### Written problem
Copy the listing verbatim, excluding any images found in it.

### Rows

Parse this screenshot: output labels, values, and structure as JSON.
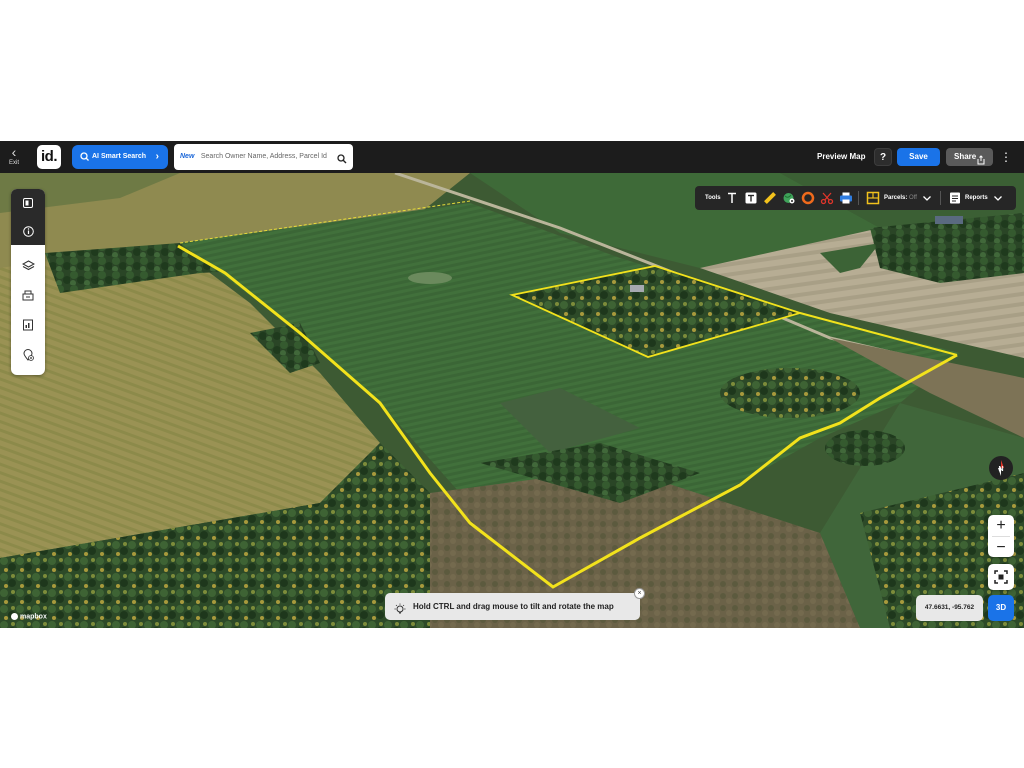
{
  "topbar": {
    "exit_label": "Exit",
    "logo_text": "id.",
    "ai_search_label": "AI Smart Search",
    "search": {
      "new_badge": "New",
      "placeholder": "Search Owner Name, Address, Parcel Id"
    },
    "preview_label": "Preview Map",
    "help_label": "?",
    "save_label": "Save",
    "share_label": "Share",
    "more_icon": "kebab-icon"
  },
  "left_panel": {
    "items": [
      {
        "name": "panel-toggle-icon"
      },
      {
        "name": "info-icon"
      },
      {
        "name": "layers-icon"
      },
      {
        "name": "buildings-icon"
      },
      {
        "name": "report-doc-icon"
      },
      {
        "name": "add-location-icon"
      }
    ]
  },
  "tools_bar": {
    "tools_label": "Tools",
    "parcels_label": "Parcels:",
    "parcels_state": "Off",
    "reports_label": "Reports",
    "icons": [
      "text-icon",
      "text-box-icon",
      "ruler-icon",
      "globe-pin-icon",
      "buffer-ring-icon",
      "scissors-icon",
      "print-icon",
      "parcels-icon",
      "reports-icon"
    ]
  },
  "map": {
    "attribution": "mapbox",
    "boundary_color": "#f2e21c",
    "hint": "Hold CTRL and drag mouse to tilt and rotate the map",
    "hint_close": "×",
    "coordinates": "47.6631, -95.762",
    "mode_3d_label": "3D",
    "compass_label": "N",
    "zoom_in": "+",
    "zoom_out": "−"
  }
}
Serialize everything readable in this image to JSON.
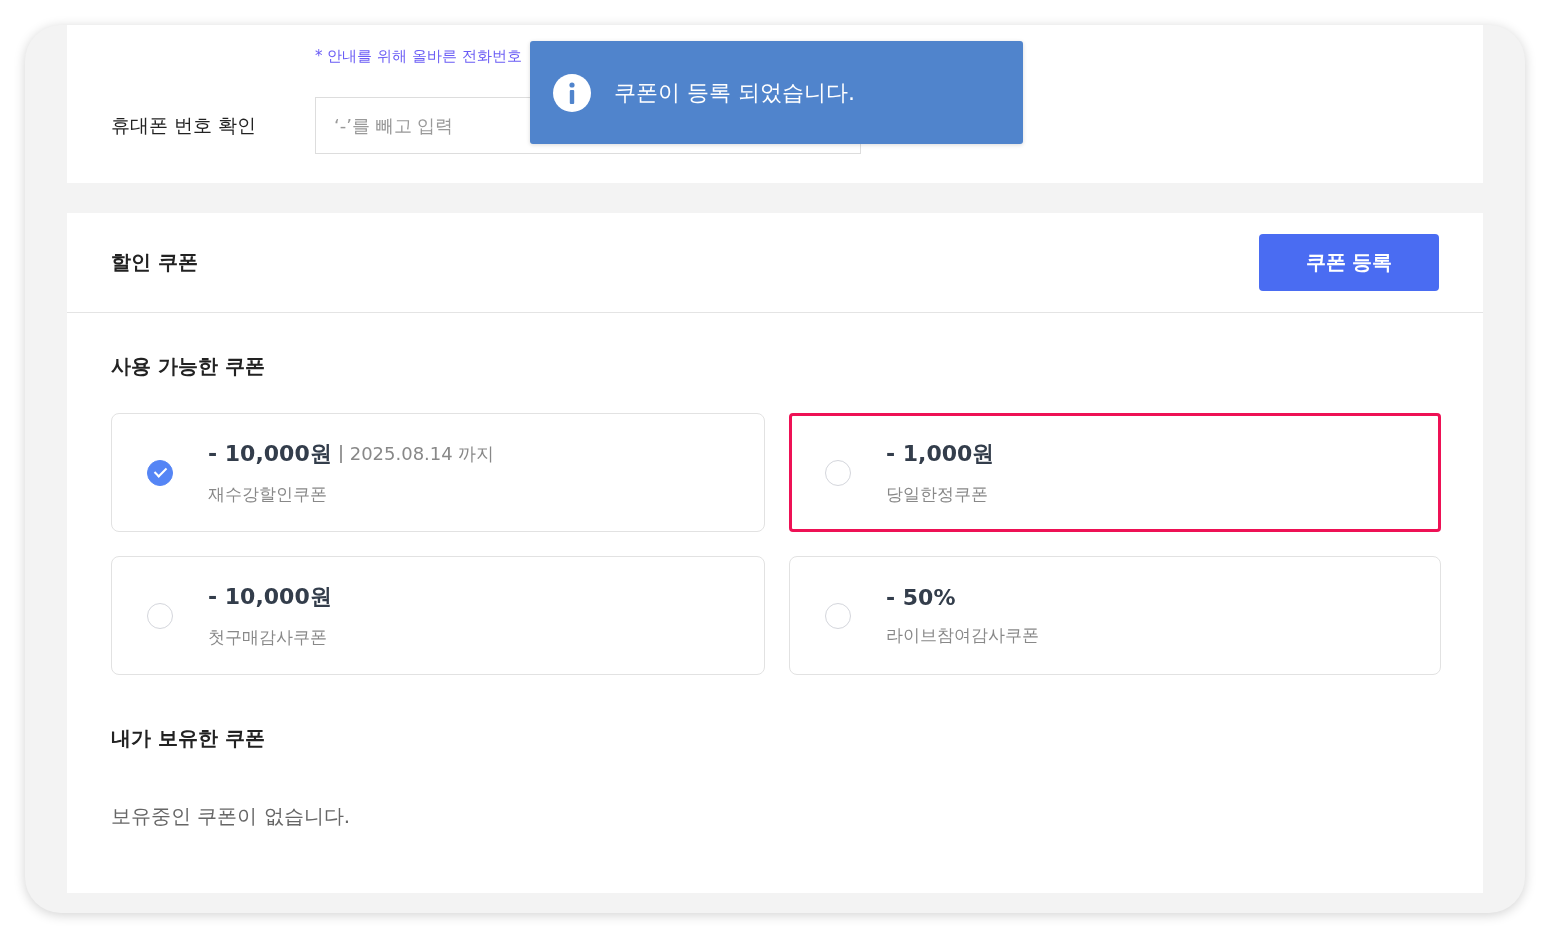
{
  "contact": {
    "hint": "* 안내를 위해 올바른 전화번호",
    "label": "휴대폰 번호 확인",
    "placeholder": "‘-’를 빼고 입력"
  },
  "toast": {
    "message": "쿠폰이 등록 되었습니다."
  },
  "coupon_section": {
    "title": "할인 쿠폰",
    "register_button": "쿠폰 등록",
    "available_title": "사용 가능한 쿠폰",
    "coupons": [
      {
        "amount": "- 10,000원",
        "expiry": "2025.08.14 까지",
        "name": "재수강할인쿠폰",
        "selected": true,
        "highlighted": false
      },
      {
        "amount": "- 1,000원",
        "name": "당일한정쿠폰",
        "selected": false,
        "highlighted": true
      },
      {
        "amount": "- 10,000원",
        "name": "첫구매감사쿠폰",
        "selected": false,
        "highlighted": false
      },
      {
        "amount": "- 50%",
        "name": "라이브참여감사쿠폰",
        "selected": false,
        "highlighted": false
      }
    ],
    "owned_title": "내가 보유한 쿠폰",
    "owned_empty": "보유중인 쿠폰이 없습니다."
  }
}
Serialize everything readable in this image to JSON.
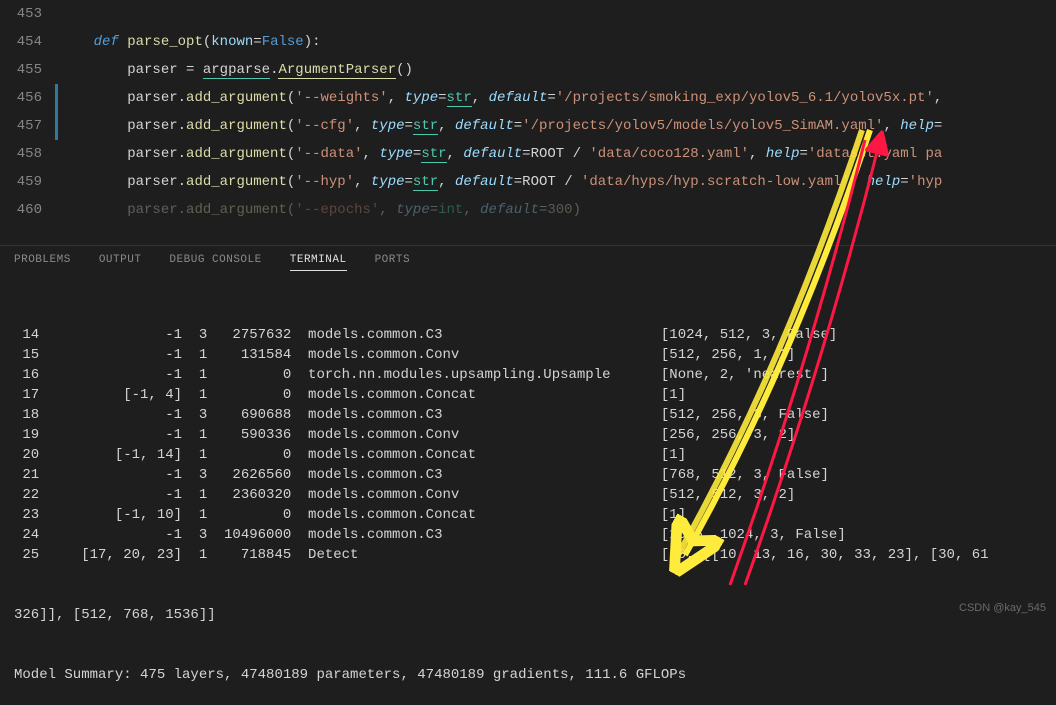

### Task output
Parse this screenshot: output labels, values, and structure as JSON.
{
  "topbar": {
    "exit_label": "Exit",
    "logo_text": "id.",
    "ai_search_label": "AI Smart Search",
    "search": {
      "new_badge": "New",
      "placeholder": "Search Owner Name, Address, Parcel Id"
    },
    "preview_label": "Preview Map",
    "help_label": "?",
    "save_label": "Save",
    "share_label": "Share",
    "more_icon": "kebab-icon"
  },
  "left_panel": {
    "items": [
      {
        "name": "panel-toggle-icon"
      },
      {
        "name": "info-icon"
      },
      {
        "name": "layers-icon"
      },
      {
        "name": "buildings-icon"
      },
      {
        "name": "report-doc-icon"
      },
      {
        "name": "add-location-icon"
      }
    ]
  },
  "tools_bar": {
    "tools_label": "Tools",
    "parcels_label": "Parcels:",
    "parcels_state": "Off",
    "reports_label": "Reports",
    "icons": [
      "text-icon",
      "text-box-icon",
      "ruler-icon",
      "globe-pin-icon",
      "buffer-ring-icon",
      "scissors-icon",
      "print-icon",
      "parcels-icon",
      "reports-icon"
    ]
  },
  "map": {
    "attribution": "mapbox",
    "boundary_color": "#f2e21c",
    "hint": "Hold CTRL and drag mouse to tilt and rotate the map",
    "hint_close": "×",
    "coordinates": "47.6631, -95.762",
    "mode_3d_label": "3D",
    "compass_label": "N",
    "zoom_in": "+",
    "zoom_out": "−"
  }
}
Serialize everything readable in this image to JSON.
{
  "contact": {
    "hint": "* 안내를 위해 올바른 전화번호",
    "label": "휴대폰 번호 확인",
    "placeholder": "‘-’를 빼고 입력"
  },
  "toast": {
    "message": "쿠폰이 등록 되었습니다."
  },
  "coupon_section": {
    "title": "할인 쿠폰",
    "register_button": "쿠폰 등록",
    "available_title": "사용 가능한 쿠폰",
    "coupons": [
      {
        "amount": "- 10,000원",
        "expiry": "2025.08.14 까지",
        "name": "재수강할인쿠폰",
        "selected": true,
        "highlighted": false
      },
      {
        "amount": "- 1,000원",
        "name": "당일한정쿠폰",
        "selected": false,
        "highlighted": true
      },
      {
        "amount": "- 10,000원",
        "name": "첫구매감사쿠폰",
        "selected": false,
        "highlighted": false
      },
      {
        "amount": "- 50%",
        "name": "라이브참여감사쿠폰",
        "selected": false,
        "highlighted": false
      }
    ],
    "owned_title": "내가 보유한 쿠폰",
    "owned_empty": "보유중인 쿠폰이 없습니다."
  }
}
Serialize everything readable in this image to JSON.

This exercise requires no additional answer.